§ **EXTRACTED DATA**
_ _ _ _ _
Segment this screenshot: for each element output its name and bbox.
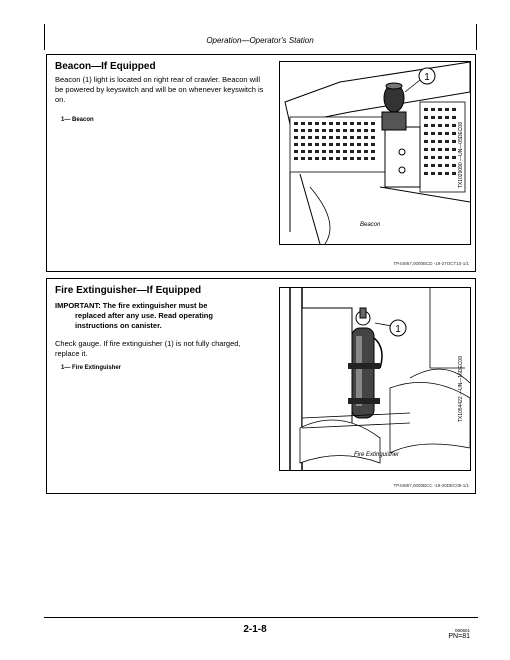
pn-small: 060601 bbox=[454, 628, 470, 633]
beacon-illustration bbox=[280, 62, 470, 244]
page-number: 2-1-8 bbox=[243, 624, 267, 635]
extinguisher-caption: Fire Extinguisher bbox=[354, 452, 400, 458]
extinguisher-legend: 1— Fire Extinguisher bbox=[61, 365, 122, 371]
pn-block bbox=[448, 628, 470, 640]
extinguisher-figure-id: TX1054422 —UN—16DEC09 bbox=[458, 356, 464, 423]
beacon-figure-id: TX1029090 —UN—05DEC08 bbox=[458, 122, 464, 189]
beacon-body: Beacon (1) light is located on right rear of crawler. Beacon will be powered by keyswitch and will be on whenever keyswitch is on. bbox=[55, 75, 264, 104]
footer-rule bbox=[44, 617, 478, 618]
beacon-title: Beacon—If Equipped bbox=[55, 61, 156, 72]
beacon-caption: Beacon bbox=[360, 222, 381, 228]
important-line-1: IMPORTANT: The fire extinguisher must be bbox=[55, 301, 208, 310]
extinguisher-callout: 1 bbox=[395, 324, 401, 335]
beacon-legend: 1— Beacon bbox=[61, 117, 94, 123]
beacon-section bbox=[46, 54, 476, 272]
extinguisher-title: Fire Extinguisher—If Equipped bbox=[55, 285, 202, 296]
extinguisher-ref-code: TP44857,0000BCC -19-20DEC09-1/1 bbox=[393, 483, 469, 488]
left-margin-line bbox=[44, 24, 45, 50]
extinguisher-section bbox=[46, 278, 476, 494]
extinguisher-body: Check gauge. If fire extinguisher (1) is not fully charged, replace it. bbox=[55, 339, 241, 358]
beacon-ref-code: TP44857,0000BCD -19-27OCT10-1/1 bbox=[393, 261, 469, 266]
right-margin-line bbox=[476, 24, 477, 50]
extinguisher-illustration bbox=[280, 288, 470, 470]
important-line-2: replaced after any use. Read operating bbox=[75, 311, 213, 320]
extinguisher-important bbox=[55, 301, 275, 331]
pn-value: PN=81 bbox=[448, 633, 470, 640]
extinguisher-figure bbox=[279, 287, 471, 471]
beacon-figure bbox=[279, 61, 471, 245]
page-header: Operation—Operator's Station bbox=[206, 36, 314, 45]
beacon-callout: 1 bbox=[424, 72, 430, 83]
important-line-3: instructions on canister. bbox=[75, 321, 162, 330]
_ _ _ _ _
Copy the rows above verbatim, from the line containing "pn-small: 060601 bbox=[454, 628, 470, 633]" through the line containing "pn-block bbox=[448, 628, 470, 640]", including both of those lines.

pn-small: 060601 bbox=[454, 628, 470, 633]
beacon-illustration bbox=[280, 62, 470, 244]
page-number: 2-1-8 bbox=[243, 624, 267, 635]
extinguisher-caption: Fire Extinguisher bbox=[354, 452, 400, 458]
extinguisher-legend: 1— Fire Extinguisher bbox=[61, 365, 122, 371]
pn-block bbox=[448, 628, 470, 640]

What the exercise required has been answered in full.